§ Tasks to complete
A) Shorten the paragraph of the blog post on stalled negotiations that begins "Or has the individual psychology changed?" into a bulleted list that keeps its main points.
B) In the blog post on stalled negotiations, reproduce the passage from "Owners and managers of" to "explore the options.", substituting "impasse" for "deadlock".

Owners and managers of private companies are often faced with the challenge of re-opening negotiations which have stalled. Whether they are trying to complete a contract or transaction, or resolve an ongoing business dispute, their frustration with being unable to get a deal will likely lead to their search for ways to break the deadlock. While not every strategy or technique they might consider will be available to them, or will work if tried, there are at least a number to choose from. This blog post will explore the options.
It’s helpful for those owners and managers considering the options to first reflect upon the possible causes of the deadlock. If a conflict between the negotiating companies has escalated and become more difficult to resolve, has the group psychology changed? Since such negotiations are often conducted by their respective teams of company employees, have some members of each team become more competitive or dominant, or have members with more moderate views been pressured into more extreme positions, or have cohesiveness and solidarity become the team’s overriding goal?
Or has the individual psychology changed? Have individual members become more inclined to blame those on the other team, or even those on their own team? Have the members of both teams lost respect and empathy for the others, or concluded that the negotiation is necessarily a zero-sum game with no prospect for a “win-win” outcome?
While the psychology at play may seem to be an obstacle, the team members may eventually come to accept that continuing the conflict is more unpleasant than settling it, and that they should attempt to re-open the negotiations by using some of the methods described below.

§ Data segment

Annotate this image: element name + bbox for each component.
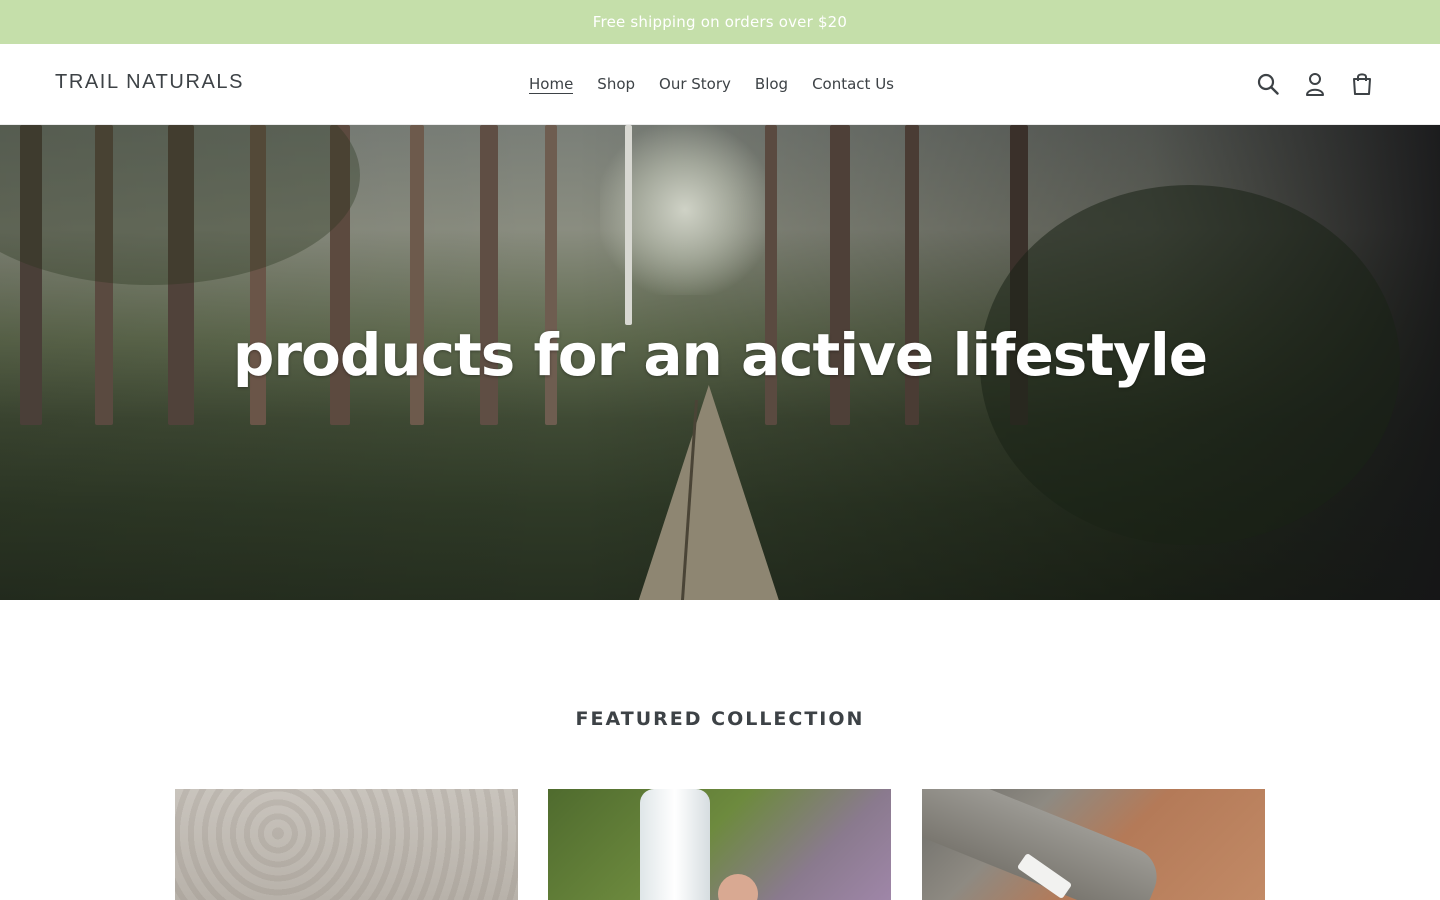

§ Outputs
A)
- Has the individual psychology changed?
- Are individual members more inclined to blame the other team, or even their own?
- Have members of both teams lost respect and empathy for the others?
- Have they decided that the negotiation is a zero-sum game with no chance of a "win-win" outcome?

B)
Owners and managers of private companies are often faced with the challenge of re-opening negotiations which have stalled. Whether they are trying to complete a contract or transaction, or resolve an ongoing business dispute, their frustration with being unable to get a deal will likely lead to their search for ways to break the impasse. While not every strategy or technique they might consider will be available to them, or will work if tried, there are at least a number to choose from. This blog post will explore the options.